>>>>>

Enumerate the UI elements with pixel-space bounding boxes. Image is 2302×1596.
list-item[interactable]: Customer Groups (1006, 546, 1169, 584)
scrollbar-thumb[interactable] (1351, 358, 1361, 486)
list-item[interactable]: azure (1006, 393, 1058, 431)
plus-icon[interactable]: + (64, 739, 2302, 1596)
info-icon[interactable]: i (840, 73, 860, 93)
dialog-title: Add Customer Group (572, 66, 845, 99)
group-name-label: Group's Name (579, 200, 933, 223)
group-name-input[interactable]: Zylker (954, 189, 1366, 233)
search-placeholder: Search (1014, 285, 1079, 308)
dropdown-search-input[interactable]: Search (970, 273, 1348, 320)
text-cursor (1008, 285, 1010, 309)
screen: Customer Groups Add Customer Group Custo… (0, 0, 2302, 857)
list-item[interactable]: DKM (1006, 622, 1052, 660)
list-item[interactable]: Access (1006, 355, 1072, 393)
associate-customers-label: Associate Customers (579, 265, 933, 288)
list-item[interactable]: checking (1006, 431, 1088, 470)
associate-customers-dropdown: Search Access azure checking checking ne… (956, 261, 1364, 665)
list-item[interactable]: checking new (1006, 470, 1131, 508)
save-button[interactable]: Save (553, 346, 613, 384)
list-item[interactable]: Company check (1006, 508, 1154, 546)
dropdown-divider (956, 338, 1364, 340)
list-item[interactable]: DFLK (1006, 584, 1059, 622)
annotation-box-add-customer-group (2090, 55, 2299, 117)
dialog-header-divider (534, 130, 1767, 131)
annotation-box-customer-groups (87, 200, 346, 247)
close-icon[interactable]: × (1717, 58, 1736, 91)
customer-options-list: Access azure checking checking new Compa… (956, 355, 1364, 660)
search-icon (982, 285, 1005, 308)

<<<<<

GIVEN TASK =>
Find every line in the material that contains the string "checking" and copy each of those lines. Matching is case-sensitive.

ANSWER TO THE EXERCISE =>
list-item[interactable]: checking (1006, 431, 1088, 470)
associate-customers-dropdown: Search Access azure checking checking ne… (956, 261, 1364, 665)
list-item[interactable]: checking new (1006, 470, 1131, 508)
customer-options-list: Access azure checking checking new Compa… (956, 355, 1364, 660)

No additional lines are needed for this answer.